A run of records

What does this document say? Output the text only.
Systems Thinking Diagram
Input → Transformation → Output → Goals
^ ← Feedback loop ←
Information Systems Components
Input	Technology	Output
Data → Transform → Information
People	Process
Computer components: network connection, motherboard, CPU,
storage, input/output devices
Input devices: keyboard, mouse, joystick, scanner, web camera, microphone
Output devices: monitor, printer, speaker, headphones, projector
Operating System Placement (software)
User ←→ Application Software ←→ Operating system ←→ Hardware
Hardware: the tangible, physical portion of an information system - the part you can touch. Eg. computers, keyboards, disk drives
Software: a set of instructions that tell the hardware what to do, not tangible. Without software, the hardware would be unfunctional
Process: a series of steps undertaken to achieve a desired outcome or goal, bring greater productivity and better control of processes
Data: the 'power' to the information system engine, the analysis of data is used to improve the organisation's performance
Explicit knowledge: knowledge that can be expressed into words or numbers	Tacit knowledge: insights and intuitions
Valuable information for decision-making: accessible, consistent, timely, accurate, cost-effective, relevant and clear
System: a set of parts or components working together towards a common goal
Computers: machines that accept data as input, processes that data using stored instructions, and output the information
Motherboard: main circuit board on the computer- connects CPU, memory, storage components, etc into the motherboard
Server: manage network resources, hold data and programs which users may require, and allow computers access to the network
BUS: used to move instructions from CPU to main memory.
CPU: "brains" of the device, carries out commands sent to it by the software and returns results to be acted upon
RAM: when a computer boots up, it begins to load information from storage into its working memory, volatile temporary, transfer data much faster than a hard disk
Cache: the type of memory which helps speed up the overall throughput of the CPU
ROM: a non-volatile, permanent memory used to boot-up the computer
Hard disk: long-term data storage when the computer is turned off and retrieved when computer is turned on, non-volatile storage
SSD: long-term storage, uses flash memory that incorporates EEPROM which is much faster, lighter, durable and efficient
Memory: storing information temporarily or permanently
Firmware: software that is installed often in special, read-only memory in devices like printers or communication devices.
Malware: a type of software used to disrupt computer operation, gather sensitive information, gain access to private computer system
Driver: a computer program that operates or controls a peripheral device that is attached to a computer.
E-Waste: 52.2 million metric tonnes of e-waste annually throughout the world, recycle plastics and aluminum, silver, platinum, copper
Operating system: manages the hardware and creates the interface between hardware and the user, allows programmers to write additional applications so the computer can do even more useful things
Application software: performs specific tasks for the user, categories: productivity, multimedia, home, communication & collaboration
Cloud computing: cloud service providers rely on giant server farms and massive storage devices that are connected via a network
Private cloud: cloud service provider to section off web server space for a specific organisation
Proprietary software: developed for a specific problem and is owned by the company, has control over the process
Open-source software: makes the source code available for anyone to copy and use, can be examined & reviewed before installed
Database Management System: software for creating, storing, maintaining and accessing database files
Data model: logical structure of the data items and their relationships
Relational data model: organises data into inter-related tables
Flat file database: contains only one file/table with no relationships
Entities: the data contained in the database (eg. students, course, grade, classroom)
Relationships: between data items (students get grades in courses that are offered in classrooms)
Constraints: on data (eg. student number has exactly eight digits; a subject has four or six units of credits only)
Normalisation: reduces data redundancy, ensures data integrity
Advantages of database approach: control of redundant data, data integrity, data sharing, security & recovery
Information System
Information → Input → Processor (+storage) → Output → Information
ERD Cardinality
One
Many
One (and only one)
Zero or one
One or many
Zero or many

## STATED PROBLEM
Scan the material above. Copy each line where "installed" occurs.

## EXPECTED ANSWER
Firmware: software that is installed often in special, read-only memory in devices like printers or communication devices.
Open-source software: makes the source code available for anyone to copy and use, can be examined & reviewed before installed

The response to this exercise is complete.